→ Exercise objective:
Repeat all of the records word for word, but skip any picture.

Start of Extracted records

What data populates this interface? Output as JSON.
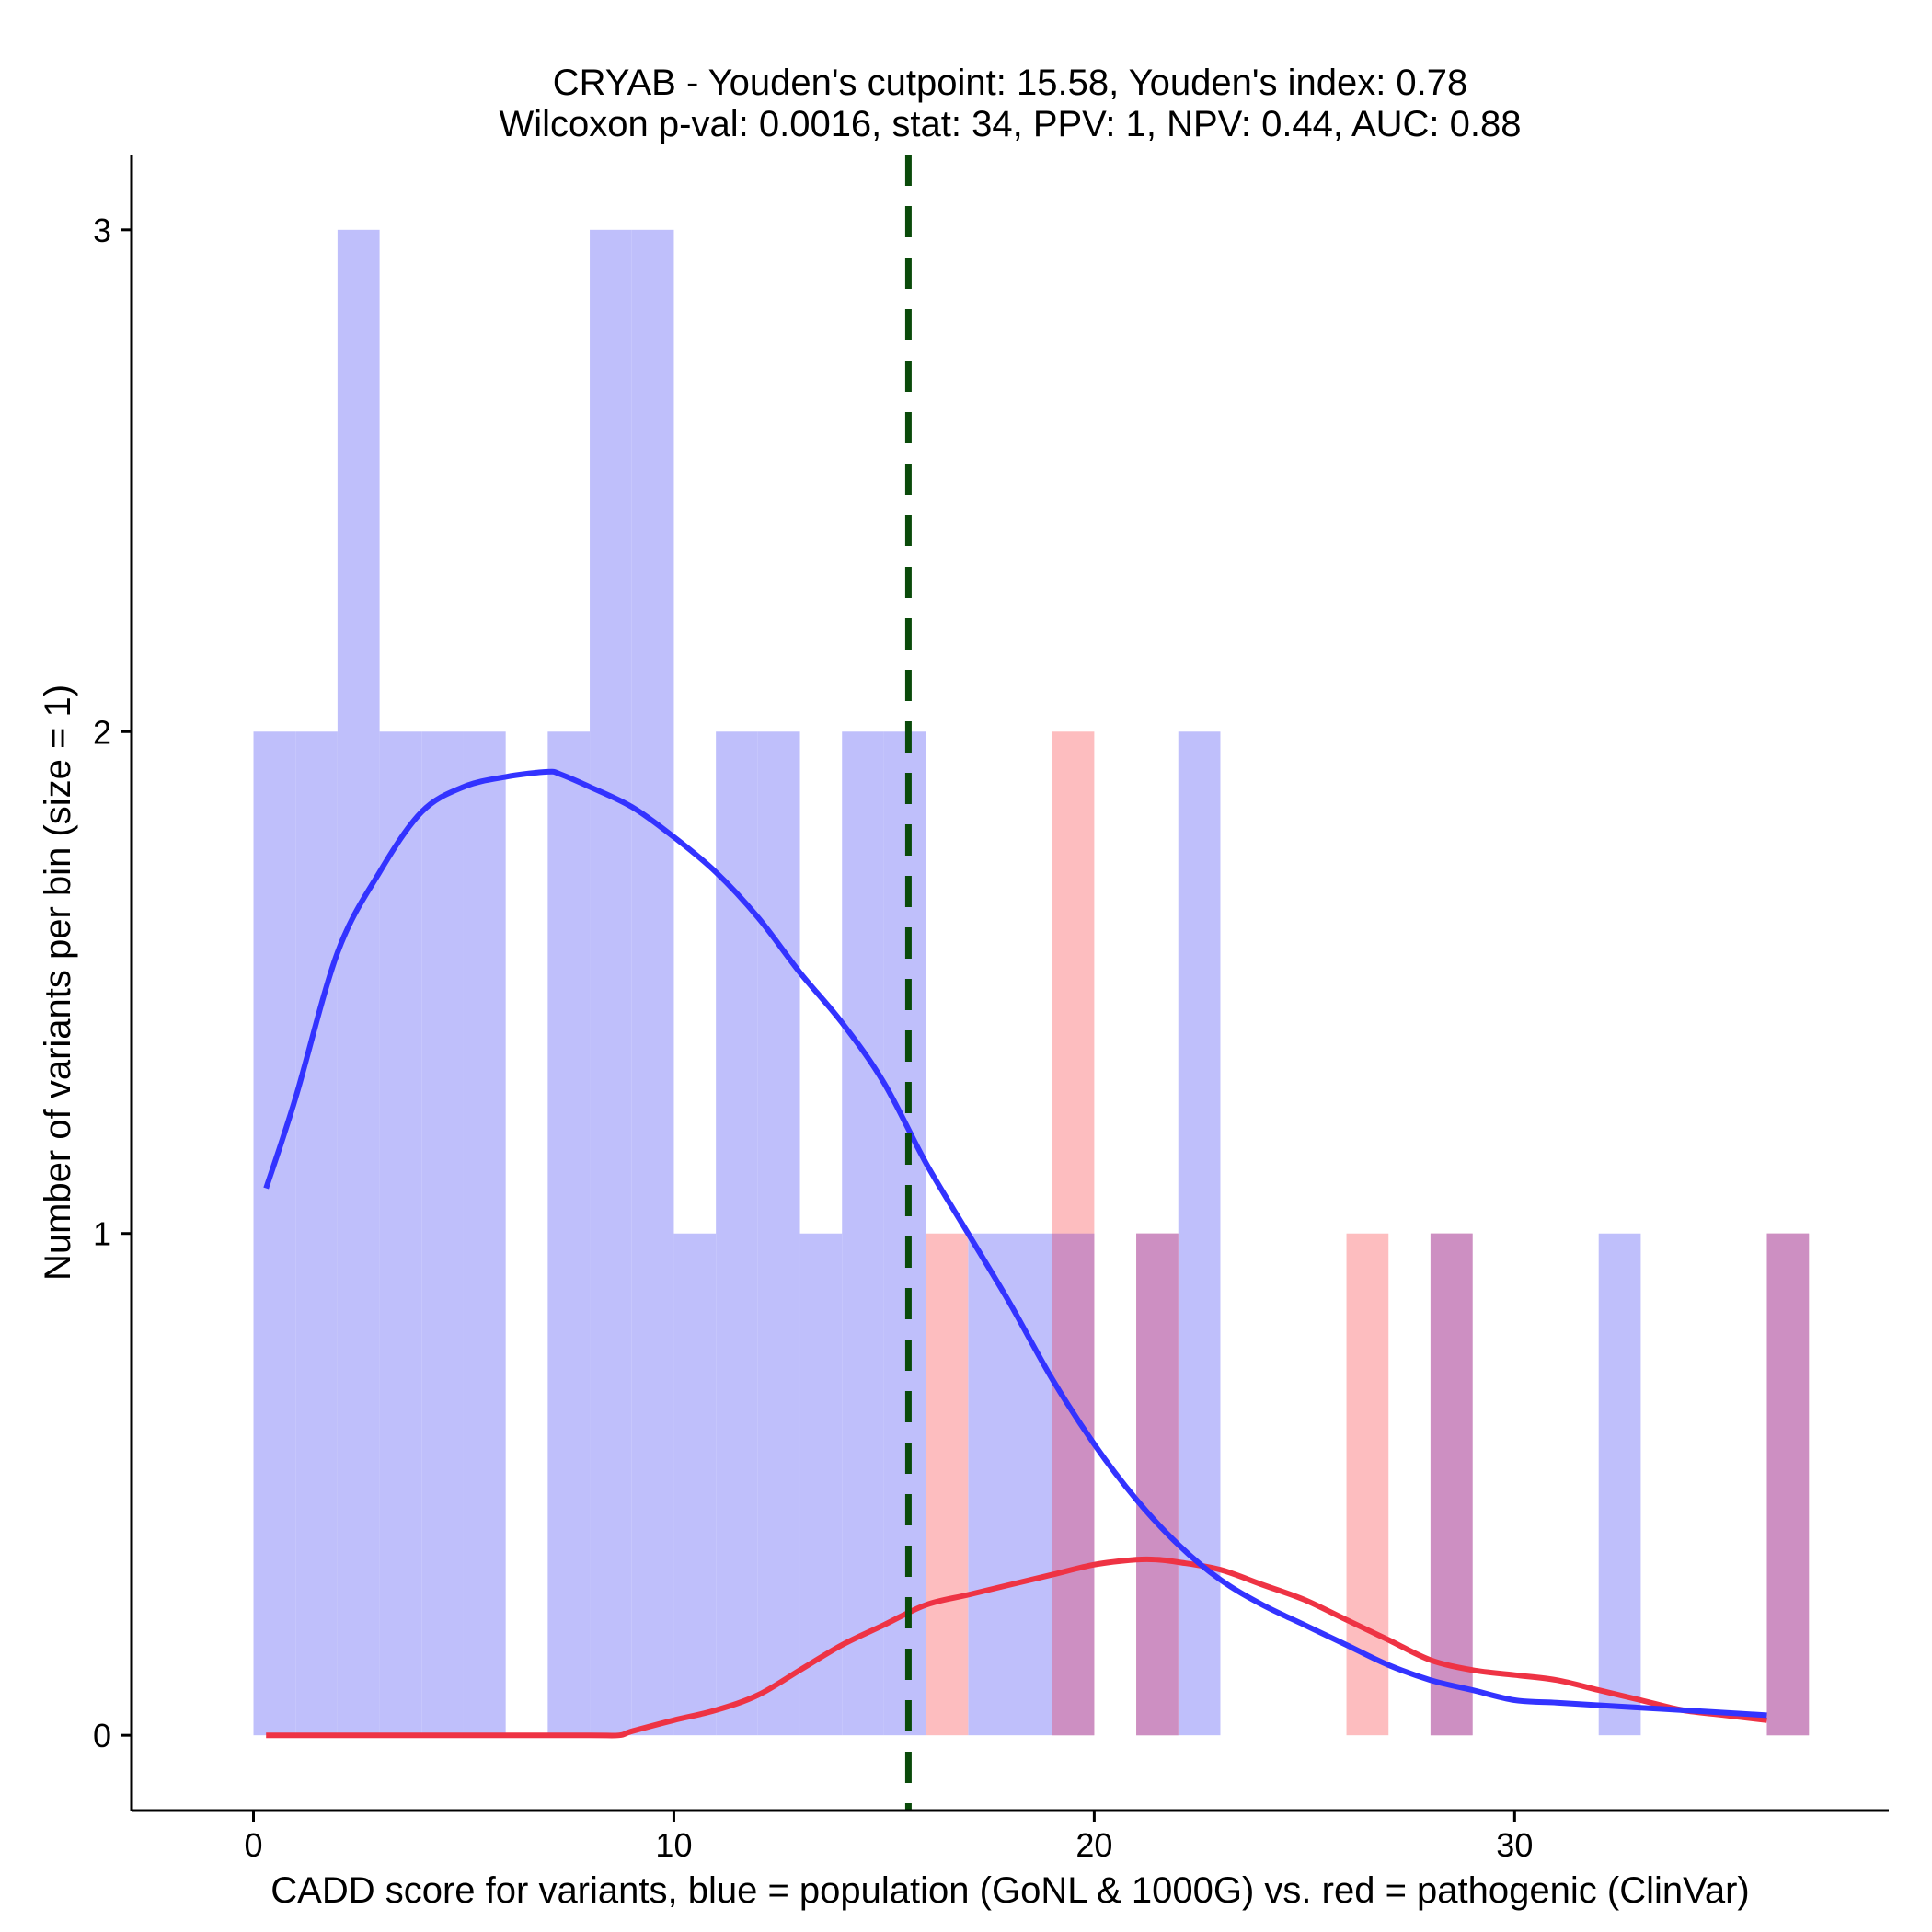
{
  "chart_data": {
    "type": "bar",
    "title_line1": "CRYAB - Youden's cutpoint: 15.58, Youden's index: 0.78",
    "title_line2": "Wilcoxon p-val: 0.0016, stat: 34, PPV: 1, NPV: 0.44, AUC: 0.88",
    "xlabel": "CADD score for variants, blue = population (GoNL & 1000G) vs. red = pathogenic (ClinVar)",
    "ylabel": "Number of variants per bin (size = 1)",
    "xlim": [
      -2.9,
      38.9
    ],
    "ylim": [
      -0.15,
      3.15
    ],
    "x_ticks": [
      0,
      10,
      20,
      30
    ],
    "y_ticks": [
      0,
      1,
      2,
      3
    ],
    "bin_width": 1,
    "cutpoint": 15.58,
    "colors": {
      "population_bar": "#bfbffb",
      "pathogenic_bar": "#fdbdbf",
      "overlap_bar": "#cd8fc2",
      "population_curve": "#3333ff",
      "pathogenic_curve": "#ee3344",
      "cutpoint_line": "#0a4a0a"
    },
    "series": [
      {
        "name": "population (GoNL & 1000G)",
        "bins": [
          {
            "start": 0,
            "count": 2
          },
          {
            "start": 1,
            "count": 2
          },
          {
            "start": 2,
            "count": 3
          },
          {
            "start": 3,
            "count": 2
          },
          {
            "start": 4,
            "count": 2
          },
          {
            "start": 5,
            "count": 2
          },
          {
            "start": 7,
            "count": 2
          },
          {
            "start": 8,
            "count": 3
          },
          {
            "start": 9,
            "count": 3
          },
          {
            "start": 10,
            "count": 1
          },
          {
            "start": 11,
            "count": 2
          },
          {
            "start": 12,
            "count": 2
          },
          {
            "start": 13,
            "count": 1
          },
          {
            "start": 14,
            "count": 2
          },
          {
            "start": 15,
            "count": 2
          },
          {
            "start": 17,
            "count": 1
          },
          {
            "start": 18,
            "count": 1
          },
          {
            "start": 19,
            "count": 1
          },
          {
            "start": 21,
            "count": 1
          },
          {
            "start": 22,
            "count": 2
          },
          {
            "start": 28,
            "count": 1
          },
          {
            "start": 32,
            "count": 1
          },
          {
            "start": 36,
            "count": 1
          }
        ],
        "density_x": [
          0.3,
          1,
          2,
          3,
          4,
          5,
          6,
          7,
          7.3,
          8,
          9,
          10,
          11,
          12,
          13,
          14,
          15,
          16,
          17,
          18,
          19,
          20,
          21,
          22,
          23,
          24,
          25,
          26,
          27,
          28,
          29,
          30,
          31,
          32,
          33,
          34,
          35,
          36
        ],
        "density_y": [
          1.09,
          1.27,
          1.56,
          1.72,
          1.84,
          1.89,
          1.91,
          1.92,
          1.915,
          1.89,
          1.85,
          1.79,
          1.72,
          1.63,
          1.52,
          1.42,
          1.3,
          1.14,
          1.0,
          0.86,
          0.71,
          0.58,
          0.47,
          0.38,
          0.31,
          0.26,
          0.22,
          0.18,
          0.14,
          0.11,
          0.09,
          0.07,
          0.065,
          0.06,
          0.055,
          0.05,
          0.045,
          0.04
        ],
        "color": "#3333ff"
      },
      {
        "name": "pathogenic (ClinVar)",
        "bins": [
          {
            "start": 16,
            "count": 1
          },
          {
            "start": 19,
            "count": 2
          },
          {
            "start": 21,
            "count": 1
          },
          {
            "start": 26,
            "count": 1
          },
          {
            "start": 28,
            "count": 1
          },
          {
            "start": 36,
            "count": 1
          }
        ],
        "density_x": [
          0.3,
          2,
          4,
          6,
          8,
          8.7,
          9,
          10,
          11,
          12,
          13,
          14,
          15,
          16,
          17,
          18,
          19,
          20,
          21,
          21.5,
          22,
          23,
          24,
          25,
          26,
          27,
          28,
          29,
          30,
          31,
          32,
          33,
          34,
          35,
          36
        ],
        "density_y": [
          0,
          0,
          0,
          0,
          0,
          0,
          0.008,
          0.03,
          0.05,
          0.08,
          0.13,
          0.18,
          0.22,
          0.26,
          0.28,
          0.3,
          0.32,
          0.34,
          0.35,
          0.35,
          0.345,
          0.33,
          0.3,
          0.27,
          0.23,
          0.19,
          0.15,
          0.13,
          0.12,
          0.11,
          0.09,
          0.07,
          0.05,
          0.04,
          0.03
        ],
        "color": "#ee3344"
      }
    ],
    "legend": "none"
  }
}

End of Extracted records

→ Output for this task:
What data populates this interface? Output as JSON.
{
  "chart_data": {
    "type": "bar",
    "title_line1": "CRYAB - Youden's cutpoint: 15.58, Youden's index: 0.78",
    "title_line2": "Wilcoxon p-val: 0.0016, stat: 34, PPV: 1, NPV: 0.44, AUC: 0.88",
    "xlabel": "CADD score for variants, blue = population (GoNL & 1000G) vs. red = pathogenic (ClinVar)",
    "ylabel": "Number of variants per bin (size = 1)",
    "xlim": [
      -2.9,
      38.9
    ],
    "ylim": [
      -0.15,
      3.15
    ],
    "x_ticks": [
      0,
      10,
      20,
      30
    ],
    "y_ticks": [
      0,
      1,
      2,
      3
    ],
    "bin_width": 1,
    "cutpoint": 15.58,
    "colors": {
      "population_bar": "#bfbffb",
      "pathogenic_bar": "#fdbdbf",
      "overlap_bar": "#cd8fc2",
      "population_curve": "#3333ff",
      "pathogenic_curve": "#ee3344",
      "cutpoint_line": "#0a4a0a"
    },
    "series": [
      {
        "name": "population (GoNL & 1000G)",
        "bins": [
          {
            "start": 0,
            "count": 2
          },
          {
            "start": 1,
            "count": 2
          },
          {
            "start": 2,
            "count": 3
          },
          {
            "start": 3,
            "count": 2
          },
          {
            "start": 4,
            "count": 2
          },
          {
            "start": 5,
            "count": 2
          },
          {
            "start": 7,
            "count": 2
          },
          {
            "start": 8,
            "count": 3
          },
          {
            "start": 9,
            "count": 3
          },
          {
            "start": 10,
            "count": 1
          },
          {
            "start": 11,
            "count": 2
          },
          {
            "start": 12,
            "count": 2
          },
          {
            "start": 13,
            "count": 1
          },
          {
            "start": 14,
            "count": 2
          },
          {
            "start": 15,
            "count": 2
          },
          {
            "start": 17,
            "count": 1
          },
          {
            "start": 18,
            "count": 1
          },
          {
            "start": 19,
            "count": 1
          },
          {
            "start": 21,
            "count": 1
          },
          {
            "start": 22,
            "count": 2
          },
          {
            "start": 28,
            "count": 1
          },
          {
            "start": 32,
            "count": 1
          },
          {
            "start": 36,
            "count": 1
          }
        ],
        "density_x": [
          0.3,
          1,
          2,
          3,
          4,
          5,
          6,
          7,
          7.3,
          8,
          9,
          10,
          11,
          12,
          13,
          14,
          15,
          16,
          17,
          18,
          19,
          20,
          21,
          22,
          23,
          24,
          25,
          26,
          27,
          28,
          29,
          30,
          31,
          32,
          33,
          34,
          35,
          36
        ],
        "density_y": [
          1.09,
          1.27,
          1.56,
          1.72,
          1.84,
          1.89,
          1.91,
          1.92,
          1.915,
          1.89,
          1.85,
          1.79,
          1.72,
          1.63,
          1.52,
          1.42,
          1.3,
          1.14,
          1.0,
          0.86,
          0.71,
          0.58,
          0.47,
          0.38,
          0.31,
          0.26,
          0.22,
          0.18,
          0.14,
          0.11,
          0.09,
          0.07,
          0.065,
          0.06,
          0.055,
          0.05,
          0.045,
          0.04
        ],
        "color": "#3333ff"
      },
      {
        "name": "pathogenic (ClinVar)",
        "bins": [
          {
            "start": 16,
            "count": 1
          },
          {
            "start": 19,
            "count": 2
          },
          {
            "start": 21,
            "count": 1
          },
          {
            "start": 26,
            "count": 1
          },
          {
            "start": 28,
            "count": 1
          },
          {
            "start": 36,
            "count": 1
          }
        ],
        "density_x": [
          0.3,
          2,
          4,
          6,
          8,
          8.7,
          9,
          10,
          11,
          12,
          13,
          14,
          15,
          16,
          17,
          18,
          19,
          20,
          21,
          21.5,
          22,
          23,
          24,
          25,
          26,
          27,
          28,
          29,
          30,
          31,
          32,
          33,
          34,
          35,
          36
        ],
        "density_y": [
          0,
          0,
          0,
          0,
          0,
          0,
          0.008,
          0.03,
          0.05,
          0.08,
          0.13,
          0.18,
          0.22,
          0.26,
          0.28,
          0.3,
          0.32,
          0.34,
          0.35,
          0.35,
          0.345,
          0.33,
          0.3,
          0.27,
          0.23,
          0.19,
          0.15,
          0.13,
          0.12,
          0.11,
          0.09,
          0.07,
          0.05,
          0.04,
          0.03
        ],
        "color": "#ee3344"
      }
    ],
    "legend": "none"
  }
}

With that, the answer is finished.